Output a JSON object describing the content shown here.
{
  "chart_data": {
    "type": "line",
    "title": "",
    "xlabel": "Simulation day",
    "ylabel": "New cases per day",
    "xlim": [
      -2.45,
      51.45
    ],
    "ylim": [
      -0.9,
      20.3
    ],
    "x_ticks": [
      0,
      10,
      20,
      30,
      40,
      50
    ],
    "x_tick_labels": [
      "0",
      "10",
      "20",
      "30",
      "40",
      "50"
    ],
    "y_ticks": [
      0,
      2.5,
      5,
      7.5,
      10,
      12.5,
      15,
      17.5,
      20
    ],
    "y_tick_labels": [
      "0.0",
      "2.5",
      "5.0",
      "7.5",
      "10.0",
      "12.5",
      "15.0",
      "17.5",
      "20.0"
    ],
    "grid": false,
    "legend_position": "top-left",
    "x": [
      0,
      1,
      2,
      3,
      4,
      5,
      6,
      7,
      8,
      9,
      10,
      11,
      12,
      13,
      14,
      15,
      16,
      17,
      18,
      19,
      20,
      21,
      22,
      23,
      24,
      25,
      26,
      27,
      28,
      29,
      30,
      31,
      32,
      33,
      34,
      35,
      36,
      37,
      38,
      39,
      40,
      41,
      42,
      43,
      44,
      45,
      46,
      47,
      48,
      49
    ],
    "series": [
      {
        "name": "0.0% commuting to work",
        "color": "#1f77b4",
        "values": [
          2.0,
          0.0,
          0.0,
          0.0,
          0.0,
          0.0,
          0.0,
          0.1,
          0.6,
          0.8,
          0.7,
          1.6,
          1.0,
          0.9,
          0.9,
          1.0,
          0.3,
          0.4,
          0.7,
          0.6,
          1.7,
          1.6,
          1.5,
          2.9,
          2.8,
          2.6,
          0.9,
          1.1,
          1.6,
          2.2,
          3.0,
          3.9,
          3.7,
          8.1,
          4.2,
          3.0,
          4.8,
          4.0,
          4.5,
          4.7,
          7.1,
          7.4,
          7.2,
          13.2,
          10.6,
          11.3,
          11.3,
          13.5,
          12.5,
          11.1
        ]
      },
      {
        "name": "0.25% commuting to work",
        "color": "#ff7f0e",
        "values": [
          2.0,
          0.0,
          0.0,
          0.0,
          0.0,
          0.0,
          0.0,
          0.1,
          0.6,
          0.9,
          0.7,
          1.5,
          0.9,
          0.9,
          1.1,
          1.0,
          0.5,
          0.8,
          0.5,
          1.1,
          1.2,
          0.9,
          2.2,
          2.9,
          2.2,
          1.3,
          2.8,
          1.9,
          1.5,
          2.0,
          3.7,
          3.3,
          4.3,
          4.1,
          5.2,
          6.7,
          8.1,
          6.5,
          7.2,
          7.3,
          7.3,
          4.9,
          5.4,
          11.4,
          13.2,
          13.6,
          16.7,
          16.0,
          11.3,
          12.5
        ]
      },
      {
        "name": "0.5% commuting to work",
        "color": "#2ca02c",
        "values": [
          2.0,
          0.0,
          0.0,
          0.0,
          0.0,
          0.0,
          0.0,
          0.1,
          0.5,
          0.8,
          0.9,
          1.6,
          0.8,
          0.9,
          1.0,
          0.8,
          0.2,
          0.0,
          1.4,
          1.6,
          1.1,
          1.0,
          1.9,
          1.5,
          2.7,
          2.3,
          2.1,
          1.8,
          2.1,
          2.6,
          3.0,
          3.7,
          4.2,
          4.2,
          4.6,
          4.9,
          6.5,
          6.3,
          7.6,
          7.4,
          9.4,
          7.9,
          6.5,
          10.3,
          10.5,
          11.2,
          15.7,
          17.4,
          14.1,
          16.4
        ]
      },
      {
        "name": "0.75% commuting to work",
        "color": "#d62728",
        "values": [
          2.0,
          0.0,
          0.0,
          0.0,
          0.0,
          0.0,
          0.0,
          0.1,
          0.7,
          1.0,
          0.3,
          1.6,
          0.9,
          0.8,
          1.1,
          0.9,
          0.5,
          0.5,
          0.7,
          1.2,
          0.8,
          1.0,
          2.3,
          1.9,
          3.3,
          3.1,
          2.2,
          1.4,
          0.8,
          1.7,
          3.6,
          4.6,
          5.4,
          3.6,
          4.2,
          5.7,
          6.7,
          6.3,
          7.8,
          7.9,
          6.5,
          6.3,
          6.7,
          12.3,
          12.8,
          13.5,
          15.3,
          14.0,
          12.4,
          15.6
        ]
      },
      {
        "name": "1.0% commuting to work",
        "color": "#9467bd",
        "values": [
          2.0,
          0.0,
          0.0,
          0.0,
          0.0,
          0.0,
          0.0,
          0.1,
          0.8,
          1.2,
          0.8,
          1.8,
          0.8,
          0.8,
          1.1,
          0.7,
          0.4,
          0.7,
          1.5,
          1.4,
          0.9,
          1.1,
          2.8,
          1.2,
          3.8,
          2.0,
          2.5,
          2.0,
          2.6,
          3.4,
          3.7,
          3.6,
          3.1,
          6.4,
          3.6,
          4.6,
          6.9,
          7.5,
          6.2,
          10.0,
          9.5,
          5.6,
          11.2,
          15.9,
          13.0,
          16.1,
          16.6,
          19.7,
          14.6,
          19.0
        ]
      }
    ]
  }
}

Problem to solve | Which lines hold the string "color"? List them all.

Solution to this task |
        "color": "#1f77b4",
        "color": "#ff7f0e",
        "color": "#2ca02c",
        "color": "#d62728",
        "color": "#9467bd",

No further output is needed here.